═════ Available records

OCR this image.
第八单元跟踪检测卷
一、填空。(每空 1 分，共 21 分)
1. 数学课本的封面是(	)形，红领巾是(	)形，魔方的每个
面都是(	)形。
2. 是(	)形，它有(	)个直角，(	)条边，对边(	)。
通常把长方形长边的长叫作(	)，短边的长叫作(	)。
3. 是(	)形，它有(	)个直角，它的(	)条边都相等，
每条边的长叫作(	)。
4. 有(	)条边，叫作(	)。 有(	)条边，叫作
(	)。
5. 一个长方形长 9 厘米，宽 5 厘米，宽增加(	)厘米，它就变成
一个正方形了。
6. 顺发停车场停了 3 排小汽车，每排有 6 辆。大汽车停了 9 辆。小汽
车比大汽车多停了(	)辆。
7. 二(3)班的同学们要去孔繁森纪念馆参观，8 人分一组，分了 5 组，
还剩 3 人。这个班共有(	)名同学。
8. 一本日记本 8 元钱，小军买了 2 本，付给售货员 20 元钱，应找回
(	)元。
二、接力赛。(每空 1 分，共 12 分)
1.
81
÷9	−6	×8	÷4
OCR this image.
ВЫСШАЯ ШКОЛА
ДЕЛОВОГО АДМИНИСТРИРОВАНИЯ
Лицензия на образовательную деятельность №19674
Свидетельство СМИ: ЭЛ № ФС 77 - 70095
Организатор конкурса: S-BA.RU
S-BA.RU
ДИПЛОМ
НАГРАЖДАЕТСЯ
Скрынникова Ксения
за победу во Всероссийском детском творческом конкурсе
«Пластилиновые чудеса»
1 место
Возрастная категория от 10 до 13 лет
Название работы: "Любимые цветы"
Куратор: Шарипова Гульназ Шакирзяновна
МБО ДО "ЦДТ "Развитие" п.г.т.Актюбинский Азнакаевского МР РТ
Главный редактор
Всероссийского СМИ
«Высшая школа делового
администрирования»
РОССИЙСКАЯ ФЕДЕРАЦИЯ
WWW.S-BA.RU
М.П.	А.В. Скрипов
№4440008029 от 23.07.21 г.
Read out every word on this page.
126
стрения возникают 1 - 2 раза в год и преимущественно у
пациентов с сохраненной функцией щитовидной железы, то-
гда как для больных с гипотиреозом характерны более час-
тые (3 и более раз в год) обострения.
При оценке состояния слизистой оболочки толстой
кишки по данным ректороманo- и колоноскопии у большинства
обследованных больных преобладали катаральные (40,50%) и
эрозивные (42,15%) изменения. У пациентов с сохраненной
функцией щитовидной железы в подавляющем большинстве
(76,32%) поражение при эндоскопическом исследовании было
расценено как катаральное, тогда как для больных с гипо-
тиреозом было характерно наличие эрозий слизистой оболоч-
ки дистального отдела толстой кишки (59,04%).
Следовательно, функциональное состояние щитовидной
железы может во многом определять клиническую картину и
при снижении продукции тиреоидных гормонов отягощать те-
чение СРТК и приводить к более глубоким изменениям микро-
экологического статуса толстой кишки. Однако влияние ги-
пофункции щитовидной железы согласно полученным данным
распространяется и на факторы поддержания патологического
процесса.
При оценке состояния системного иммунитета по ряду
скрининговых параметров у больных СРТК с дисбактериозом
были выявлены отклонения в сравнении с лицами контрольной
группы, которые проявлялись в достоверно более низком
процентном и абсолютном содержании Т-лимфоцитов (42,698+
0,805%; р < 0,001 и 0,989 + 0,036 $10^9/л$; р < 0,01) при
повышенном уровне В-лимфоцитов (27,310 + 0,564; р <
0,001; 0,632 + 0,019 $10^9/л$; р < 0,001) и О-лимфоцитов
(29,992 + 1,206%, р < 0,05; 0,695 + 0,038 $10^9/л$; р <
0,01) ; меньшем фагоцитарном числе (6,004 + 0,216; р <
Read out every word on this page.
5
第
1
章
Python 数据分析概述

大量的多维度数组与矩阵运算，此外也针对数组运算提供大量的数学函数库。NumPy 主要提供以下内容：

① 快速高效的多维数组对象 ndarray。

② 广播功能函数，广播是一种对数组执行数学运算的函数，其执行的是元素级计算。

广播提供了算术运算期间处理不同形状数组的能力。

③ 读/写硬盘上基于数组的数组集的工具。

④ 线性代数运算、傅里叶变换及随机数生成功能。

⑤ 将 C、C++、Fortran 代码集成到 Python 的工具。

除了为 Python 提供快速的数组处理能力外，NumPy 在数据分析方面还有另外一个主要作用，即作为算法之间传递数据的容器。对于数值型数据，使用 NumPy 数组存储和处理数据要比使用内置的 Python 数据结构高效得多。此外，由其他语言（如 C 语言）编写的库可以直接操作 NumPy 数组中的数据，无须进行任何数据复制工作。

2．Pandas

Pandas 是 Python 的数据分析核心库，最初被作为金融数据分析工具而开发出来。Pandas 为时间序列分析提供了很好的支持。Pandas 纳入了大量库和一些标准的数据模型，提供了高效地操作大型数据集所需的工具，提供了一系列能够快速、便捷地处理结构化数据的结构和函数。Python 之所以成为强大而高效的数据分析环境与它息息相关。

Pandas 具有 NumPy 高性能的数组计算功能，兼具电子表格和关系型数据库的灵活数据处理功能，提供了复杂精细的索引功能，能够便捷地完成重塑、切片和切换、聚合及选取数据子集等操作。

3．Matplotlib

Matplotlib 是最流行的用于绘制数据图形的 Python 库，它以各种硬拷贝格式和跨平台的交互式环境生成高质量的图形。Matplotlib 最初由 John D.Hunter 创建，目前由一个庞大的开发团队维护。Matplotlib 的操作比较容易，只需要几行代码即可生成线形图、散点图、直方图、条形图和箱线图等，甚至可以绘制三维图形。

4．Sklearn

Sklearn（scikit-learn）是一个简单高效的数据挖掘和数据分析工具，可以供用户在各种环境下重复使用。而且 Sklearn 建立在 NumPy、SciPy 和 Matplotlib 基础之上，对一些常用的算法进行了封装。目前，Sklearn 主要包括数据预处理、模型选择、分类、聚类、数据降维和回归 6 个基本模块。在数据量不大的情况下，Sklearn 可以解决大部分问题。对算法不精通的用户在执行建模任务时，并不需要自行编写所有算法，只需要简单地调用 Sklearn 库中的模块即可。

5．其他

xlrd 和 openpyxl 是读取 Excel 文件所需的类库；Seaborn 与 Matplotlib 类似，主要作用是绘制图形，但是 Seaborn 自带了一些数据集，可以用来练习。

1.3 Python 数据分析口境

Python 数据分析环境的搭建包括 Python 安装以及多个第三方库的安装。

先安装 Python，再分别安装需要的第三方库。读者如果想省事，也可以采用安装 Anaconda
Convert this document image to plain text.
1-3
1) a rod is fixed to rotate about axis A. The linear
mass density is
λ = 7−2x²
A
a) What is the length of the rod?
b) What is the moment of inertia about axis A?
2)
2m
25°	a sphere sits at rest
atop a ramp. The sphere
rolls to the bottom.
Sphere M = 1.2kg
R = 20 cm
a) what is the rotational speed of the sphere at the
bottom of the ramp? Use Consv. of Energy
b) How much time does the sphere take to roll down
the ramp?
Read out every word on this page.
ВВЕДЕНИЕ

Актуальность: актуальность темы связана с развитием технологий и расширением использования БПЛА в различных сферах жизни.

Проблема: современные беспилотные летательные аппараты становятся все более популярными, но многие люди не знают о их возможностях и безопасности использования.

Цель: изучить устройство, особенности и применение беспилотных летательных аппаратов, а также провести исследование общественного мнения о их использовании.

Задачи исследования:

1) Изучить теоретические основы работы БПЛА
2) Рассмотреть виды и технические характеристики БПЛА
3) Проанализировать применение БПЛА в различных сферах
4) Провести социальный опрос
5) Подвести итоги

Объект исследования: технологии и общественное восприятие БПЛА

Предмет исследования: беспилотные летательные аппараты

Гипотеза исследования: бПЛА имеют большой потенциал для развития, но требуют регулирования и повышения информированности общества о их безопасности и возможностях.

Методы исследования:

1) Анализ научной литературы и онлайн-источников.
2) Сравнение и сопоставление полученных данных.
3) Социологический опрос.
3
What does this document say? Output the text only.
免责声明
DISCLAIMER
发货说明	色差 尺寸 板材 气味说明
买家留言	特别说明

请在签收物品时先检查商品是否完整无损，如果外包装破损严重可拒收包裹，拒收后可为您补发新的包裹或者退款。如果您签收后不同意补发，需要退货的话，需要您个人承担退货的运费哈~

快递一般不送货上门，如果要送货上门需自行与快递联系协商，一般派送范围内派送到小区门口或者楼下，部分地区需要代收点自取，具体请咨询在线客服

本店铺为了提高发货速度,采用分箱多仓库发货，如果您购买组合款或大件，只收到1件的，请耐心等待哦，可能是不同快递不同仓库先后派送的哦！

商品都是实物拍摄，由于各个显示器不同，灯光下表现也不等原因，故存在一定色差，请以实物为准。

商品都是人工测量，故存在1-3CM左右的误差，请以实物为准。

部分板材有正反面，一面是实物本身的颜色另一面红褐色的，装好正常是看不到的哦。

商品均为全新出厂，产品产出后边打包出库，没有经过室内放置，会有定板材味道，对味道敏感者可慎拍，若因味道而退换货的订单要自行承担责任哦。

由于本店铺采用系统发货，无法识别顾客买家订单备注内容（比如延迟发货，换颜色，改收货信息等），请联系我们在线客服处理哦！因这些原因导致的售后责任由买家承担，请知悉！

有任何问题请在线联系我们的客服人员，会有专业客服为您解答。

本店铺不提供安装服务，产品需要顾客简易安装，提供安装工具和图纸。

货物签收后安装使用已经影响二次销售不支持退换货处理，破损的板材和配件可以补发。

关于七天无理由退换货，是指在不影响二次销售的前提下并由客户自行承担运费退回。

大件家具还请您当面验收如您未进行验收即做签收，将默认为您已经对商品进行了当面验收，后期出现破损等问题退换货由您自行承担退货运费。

══════════

• **Required work**:
Only lines with the string "оценке" belong in your answer; copy each one.

• **Answer for this exercise**:
При оценке состояния слизистой оболочки толстой
При оценке состояния системного иммунитета по ряду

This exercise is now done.